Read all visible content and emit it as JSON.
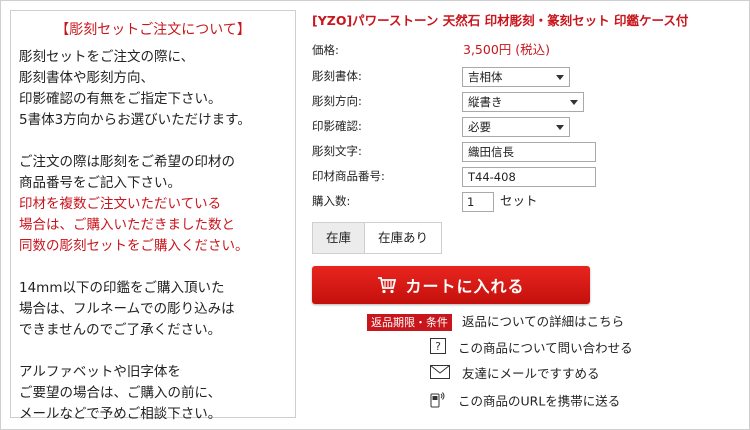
{
  "notice": {
    "heading": "【彫刻セットご注文について】",
    "lines": [
      "彫刻セットをご注文の際に、",
      "彫刻書体や彫刻方向、",
      "印影確認の有無をご指定下さい。",
      "5書体3方向からお選びいただけます。",
      "",
      "ご注文の際は彫刻をご希望の印材の",
      "商品番号をご記入下さい。",
      "印材を複数ご注文いただいている",
      "場合は、ご購入いただきました数と",
      "同数の彫刻セットをご購入ください。",
      "",
      "14mm以下の印鑑をご購入頂いた",
      "場合は、フルネームでの彫り込みは",
      "できませんのでご了承ください。",
      "",
      "アルファベットや旧字体を",
      "ご要望の場合は、ご購入の前に、",
      "メールなどで予めご相談下さい。"
    ]
  },
  "product": {
    "title": "[YZO]パワーストーン 天然石 印材彫刻・篆刻セット 印鑑ケース付",
    "price_label": "価格:",
    "price_value": "3,500円 (税込)",
    "font_label": "彫刻書体:",
    "font_value": "吉相体",
    "direction_label": "彫刻方向:",
    "direction_value": "縦書き",
    "proof_label": "印影確認:",
    "proof_value": "必要",
    "text_label": "彫刻文字:",
    "text_value": "織田信長",
    "item_no_label": "印材商品番号:",
    "item_no_value": "T44-408",
    "qty_label": "購入数:",
    "qty_value": "1",
    "qty_unit": "セット"
  },
  "stock": {
    "label": "在庫",
    "value": "在庫あり"
  },
  "cart_button": "カートに入れる",
  "links": {
    "return_badge": "返品期限・条件",
    "return_text": "返品についての詳細はこちら",
    "inquiry_text": "この商品について問い合わせる",
    "mail_text": "友達にメールですすめる",
    "mobile_text": "この商品のURLを携帯に送る"
  }
}
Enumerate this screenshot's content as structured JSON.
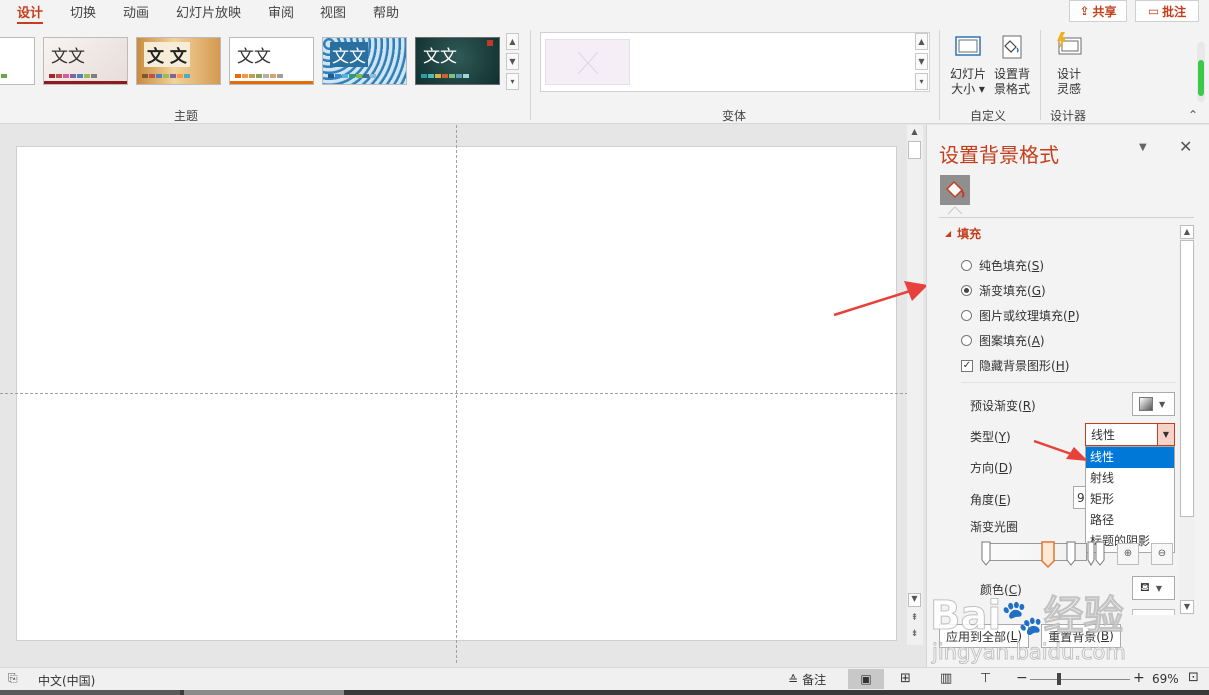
{
  "tabs": [
    "设计",
    "切换",
    "动画",
    "幻灯片放映",
    "审阅",
    "视图",
    "帮助"
  ],
  "active_tab": "设计",
  "top_buttons": {
    "share": "共享",
    "comment": "批注"
  },
  "ribbon": {
    "themes_label": "主题",
    "theme_thumb_text": "文文",
    "theme_thumb_text_alt": "文 文",
    "variants_label": "变体",
    "customize_label": "自定义",
    "designer_label": "设计器",
    "slide_size_label_1": "幻灯片",
    "slide_size_label_2": "大小",
    "format_bg_label_1": "设置背",
    "format_bg_label_2": "景格式",
    "design_ideas_label_1": "设计",
    "design_ideas_label_2": "灵感"
  },
  "pane": {
    "title": "设置背景格式",
    "section_fill": "填充",
    "fill_solid": "纯色填充(",
    "fill_solid_key": "S",
    "fill_gradient": "渐变填充(",
    "fill_gradient_key": "G",
    "fill_picture": "图片或纹理填充(",
    "fill_picture_key": "P",
    "fill_pattern": "图案填充(",
    "fill_pattern_key": "A",
    "hide_bg": "隐藏背景图形(",
    "hide_bg_key": "H",
    "preset_gradient": "预设渐变(",
    "preset_gradient_key": "R",
    "type_label": "类型(",
    "type_key": "Y",
    "type_value": "线性",
    "direction_label": "方向(",
    "direction_key": "D",
    "angle_label": "角度(",
    "angle_key": "E",
    "angle_value_partial": "9",
    "gradient_stops": "渐变光圈",
    "color_label": "颜色(",
    "color_key": "C",
    "close_paren": ")",
    "apply_all": "应用到全部(",
    "apply_all_key": "L",
    "reset_bg": "重置背景(",
    "reset_bg_key": "B"
  },
  "type_options": [
    "线性",
    "射线",
    "矩形",
    "路径",
    "标题的阴影"
  ],
  "type_selected_index": 0,
  "status": {
    "language": "中文(中国)",
    "notes": "备注",
    "zoom": "69%"
  },
  "watermark": {
    "brand": "Bai",
    "brand2": "经验",
    "url": "jingyan.baidu.com"
  },
  "colors": {
    "accent": "#c43e1c",
    "selection": "#0078d7",
    "annotation_arrow": "#e8413b"
  }
}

=== Given instruction ===
Skip every picture and transcribe the data above exactly.

=== Final answer ===
Read all visible content and emit it as JSON.
{
  "notice": {
    "heading": "【彫刻セットご注文について】",
    "lines": [
      "彫刻セットをご注文の際に、",
      "彫刻書体や彫刻方向、",
      "印影確認の有無をご指定下さい。",
      "5書体3方向からお選びいただけます。",
      "",
      "ご注文の際は彫刻をご希望の印材の",
      "商品番号をご記入下さい。",
      "印材を複数ご注文いただいている",
      "場合は、ご購入いただきました数と",
      "同数の彫刻セットをご購入ください。",
      "",
      "14mm以下の印鑑をご購入頂いた",
      "場合は、フルネームでの彫り込みは",
      "できませんのでご了承ください。",
      "",
      "アルファベットや旧字体を",
      "ご要望の場合は、ご購入の前に、",
      "メールなどで予めご相談下さい。"
    ]
  },
  "product": {
    "title": "[YZO]パワーストーン 天然石 印材彫刻・篆刻セット 印鑑ケース付",
    "price_label": "価格:",
    "price_value": "3,500円 (税込)",
    "font_label": "彫刻書体:",
    "font_value": "吉相体",
    "direction_label": "彫刻方向:",
    "direction_value": "縦書き",
    "proof_label": "印影確認:",
    "proof_value": "必要",
    "text_label": "彫刻文字:",
    "text_value": "織田信長",
    "item_no_label": "印材商品番号:",
    "item_no_value": "T44-408",
    "qty_label": "購入数:",
    "qty_value": "1",
    "qty_unit": "セット"
  },
  "stock": {
    "label": "在庫",
    "value": "在庫あり"
  },
  "cart_button": "カートに入れる",
  "links": {
    "return_badge": "返品期限・条件",
    "return_text": "返品についての詳細はこちら",
    "inquiry_text": "この商品について問い合わせる",
    "mail_text": "友達にメールですすめる",
    "mobile_text": "この商品のURLを携帯に送る"
  }
}
Enumerate this screenshot's content as structured JSON.
{
  "tabs": [
    "设计",
    "切换",
    "动画",
    "幻灯片放映",
    "审阅",
    "视图",
    "帮助"
  ],
  "active_tab": "设计",
  "top_buttons": {
    "share": "共享",
    "comment": "批注"
  },
  "ribbon": {
    "themes_label": "主题",
    "theme_thumb_text": "文文",
    "theme_thumb_text_alt": "文 文",
    "variants_label": "变体",
    "customize_label": "自定义",
    "designer_label": "设计器",
    "slide_size_label_1": "幻灯片",
    "slide_size_label_2": "大小",
    "format_bg_label_1": "设置背",
    "format_bg_label_2": "景格式",
    "design_ideas_label_1": "设计",
    "design_ideas_label_2": "灵感"
  },
  "pane": {
    "title": "设置背景格式",
    "section_fill": "填充",
    "fill_solid": "纯色填充(",
    "fill_solid_key": "S",
    "fill_gradient": "渐变填充(",
    "fill_gradient_key": "G",
    "fill_picture": "图片或纹理填充(",
    "fill_picture_key": "P",
    "fill_pattern": "图案填充(",
    "fill_pattern_key": "A",
    "hide_bg": "隐藏背景图形(",
    "hide_bg_key": "H",
    "preset_gradient": "预设渐变(",
    "preset_gradient_key": "R",
    "type_label": "类型(",
    "type_key": "Y",
    "type_value": "线性",
    "direction_label": "方向(",
    "direction_key": "D",
    "angle_label": "角度(",
    "angle_key": "E",
    "angle_value_partial": "9",
    "gradient_stops": "渐变光圈",
    "color_label": "颜色(",
    "color_key": "C",
    "close_paren": ")",
    "apply_all": "应用到全部(",
    "apply_all_key": "L",
    "reset_bg": "重置背景(",
    "reset_bg_key": "B"
  },
  "type_options": [
    "线性",
    "射线",
    "矩形",
    "路径",
    "标题的阴影"
  ],
  "type_selected_index": 0,
  "status": {
    "language": "中文(中国)",
    "notes": "备注",
    "zoom": "69%"
  },
  "watermark": {
    "brand": "Bai",
    "brand2": "经验",
    "url": "jingyan.baidu.com"
  },
  "colors": {
    "accent": "#c43e1c",
    "selection": "#0078d7",
    "annotation_arrow": "#e8413b"
  }
}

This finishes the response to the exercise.